Given passage:

____

High-precision program that calculates 2^n

Asked 1/11, 2012 at 2:41 Answered 1/11, 2012 at 3:42

I'm building a program in C that can get powers of 2. The user inputs the value of n, and the program calculates 2^n.

Here's the code.

The problem comes when I input 100

What I am getting:

1,267,650,600,228,229,400,000,000,000,000

What I should get

1,267,650,600,228,229,401,496,703,205,376

It has to be coded entirely in ANSI C. Any ideas on how to increase the precision? The maximum value of N has to be 256 (256 bits, I imagine, which means the maximum output should be 2^256).

What I'm lacking here is precision, and I don't know how to fix that. Any ideas?

Xanthic answered 1/11, 2012 at 2:41 Comment(15)

____

[Layout element annotations]
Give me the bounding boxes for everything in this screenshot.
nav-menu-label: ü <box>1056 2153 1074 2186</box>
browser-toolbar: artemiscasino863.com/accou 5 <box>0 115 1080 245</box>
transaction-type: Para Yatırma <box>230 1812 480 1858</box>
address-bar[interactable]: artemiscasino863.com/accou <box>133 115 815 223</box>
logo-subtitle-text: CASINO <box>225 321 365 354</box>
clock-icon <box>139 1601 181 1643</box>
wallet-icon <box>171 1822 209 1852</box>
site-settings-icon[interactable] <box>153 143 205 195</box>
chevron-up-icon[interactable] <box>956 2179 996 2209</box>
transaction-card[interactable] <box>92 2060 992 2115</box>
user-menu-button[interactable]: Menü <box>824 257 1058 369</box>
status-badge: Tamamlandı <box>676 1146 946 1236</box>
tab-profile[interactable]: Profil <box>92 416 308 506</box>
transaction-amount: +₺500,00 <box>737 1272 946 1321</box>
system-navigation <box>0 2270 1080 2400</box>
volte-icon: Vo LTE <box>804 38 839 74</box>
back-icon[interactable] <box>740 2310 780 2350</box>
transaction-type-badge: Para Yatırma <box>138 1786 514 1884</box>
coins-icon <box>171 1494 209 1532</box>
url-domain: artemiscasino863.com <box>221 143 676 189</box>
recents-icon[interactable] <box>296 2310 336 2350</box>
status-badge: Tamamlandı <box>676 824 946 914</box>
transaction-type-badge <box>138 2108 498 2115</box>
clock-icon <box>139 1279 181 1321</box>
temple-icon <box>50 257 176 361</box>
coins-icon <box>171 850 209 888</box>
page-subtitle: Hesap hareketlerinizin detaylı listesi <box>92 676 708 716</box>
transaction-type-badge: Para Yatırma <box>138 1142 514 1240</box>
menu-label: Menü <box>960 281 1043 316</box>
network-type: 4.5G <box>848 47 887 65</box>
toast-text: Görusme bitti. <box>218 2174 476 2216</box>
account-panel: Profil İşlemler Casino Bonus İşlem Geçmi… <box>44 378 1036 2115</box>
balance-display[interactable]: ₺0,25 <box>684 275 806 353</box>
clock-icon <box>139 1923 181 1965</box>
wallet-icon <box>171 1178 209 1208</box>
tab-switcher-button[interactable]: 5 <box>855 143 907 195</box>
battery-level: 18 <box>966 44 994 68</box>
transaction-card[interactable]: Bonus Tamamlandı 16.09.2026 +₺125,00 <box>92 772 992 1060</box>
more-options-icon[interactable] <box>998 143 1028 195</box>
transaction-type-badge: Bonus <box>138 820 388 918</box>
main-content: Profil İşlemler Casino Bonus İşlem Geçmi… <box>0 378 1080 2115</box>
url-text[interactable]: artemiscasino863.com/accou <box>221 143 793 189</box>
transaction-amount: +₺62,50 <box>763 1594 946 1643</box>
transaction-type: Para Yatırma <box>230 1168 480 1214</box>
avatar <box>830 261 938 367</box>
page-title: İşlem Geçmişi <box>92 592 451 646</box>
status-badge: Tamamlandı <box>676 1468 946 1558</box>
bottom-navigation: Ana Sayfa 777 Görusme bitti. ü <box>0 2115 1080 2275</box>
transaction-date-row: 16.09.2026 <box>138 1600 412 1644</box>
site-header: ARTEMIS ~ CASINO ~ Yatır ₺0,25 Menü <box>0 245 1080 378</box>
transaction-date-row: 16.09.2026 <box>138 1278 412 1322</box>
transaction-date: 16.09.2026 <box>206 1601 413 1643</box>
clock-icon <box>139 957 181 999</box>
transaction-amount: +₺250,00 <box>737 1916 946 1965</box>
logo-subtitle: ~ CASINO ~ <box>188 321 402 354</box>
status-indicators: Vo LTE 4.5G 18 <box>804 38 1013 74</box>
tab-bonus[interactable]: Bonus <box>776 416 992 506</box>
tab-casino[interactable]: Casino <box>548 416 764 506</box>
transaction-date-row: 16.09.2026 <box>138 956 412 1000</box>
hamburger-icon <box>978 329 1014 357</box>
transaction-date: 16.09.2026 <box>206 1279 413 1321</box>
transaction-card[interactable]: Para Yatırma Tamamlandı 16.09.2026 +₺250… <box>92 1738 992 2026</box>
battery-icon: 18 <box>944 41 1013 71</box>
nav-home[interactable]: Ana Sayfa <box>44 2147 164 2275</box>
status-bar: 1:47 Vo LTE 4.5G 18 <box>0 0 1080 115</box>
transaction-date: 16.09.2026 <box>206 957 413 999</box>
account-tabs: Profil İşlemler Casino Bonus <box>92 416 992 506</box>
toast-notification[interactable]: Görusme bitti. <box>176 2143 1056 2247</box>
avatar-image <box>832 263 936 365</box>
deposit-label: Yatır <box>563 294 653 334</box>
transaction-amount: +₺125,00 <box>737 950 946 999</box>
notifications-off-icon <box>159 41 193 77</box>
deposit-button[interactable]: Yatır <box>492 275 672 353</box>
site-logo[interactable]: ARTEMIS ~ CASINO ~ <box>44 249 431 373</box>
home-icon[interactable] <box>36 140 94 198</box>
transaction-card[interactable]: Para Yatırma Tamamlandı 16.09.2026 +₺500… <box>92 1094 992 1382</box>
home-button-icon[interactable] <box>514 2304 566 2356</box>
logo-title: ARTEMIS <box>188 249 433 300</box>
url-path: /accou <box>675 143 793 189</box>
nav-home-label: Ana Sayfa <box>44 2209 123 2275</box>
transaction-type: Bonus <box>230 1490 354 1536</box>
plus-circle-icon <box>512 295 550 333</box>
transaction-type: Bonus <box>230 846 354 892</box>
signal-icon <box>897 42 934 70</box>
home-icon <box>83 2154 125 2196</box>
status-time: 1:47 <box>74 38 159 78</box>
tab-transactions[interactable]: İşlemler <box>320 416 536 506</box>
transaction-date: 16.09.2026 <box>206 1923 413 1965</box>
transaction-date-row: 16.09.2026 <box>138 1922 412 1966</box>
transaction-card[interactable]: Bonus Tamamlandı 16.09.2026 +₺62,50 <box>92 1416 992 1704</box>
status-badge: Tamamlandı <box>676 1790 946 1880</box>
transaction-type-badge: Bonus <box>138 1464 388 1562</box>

____

Written exercise: In the thread about computing powers of 2, what is the largest value that n is allowed to take?

Exercise output: 256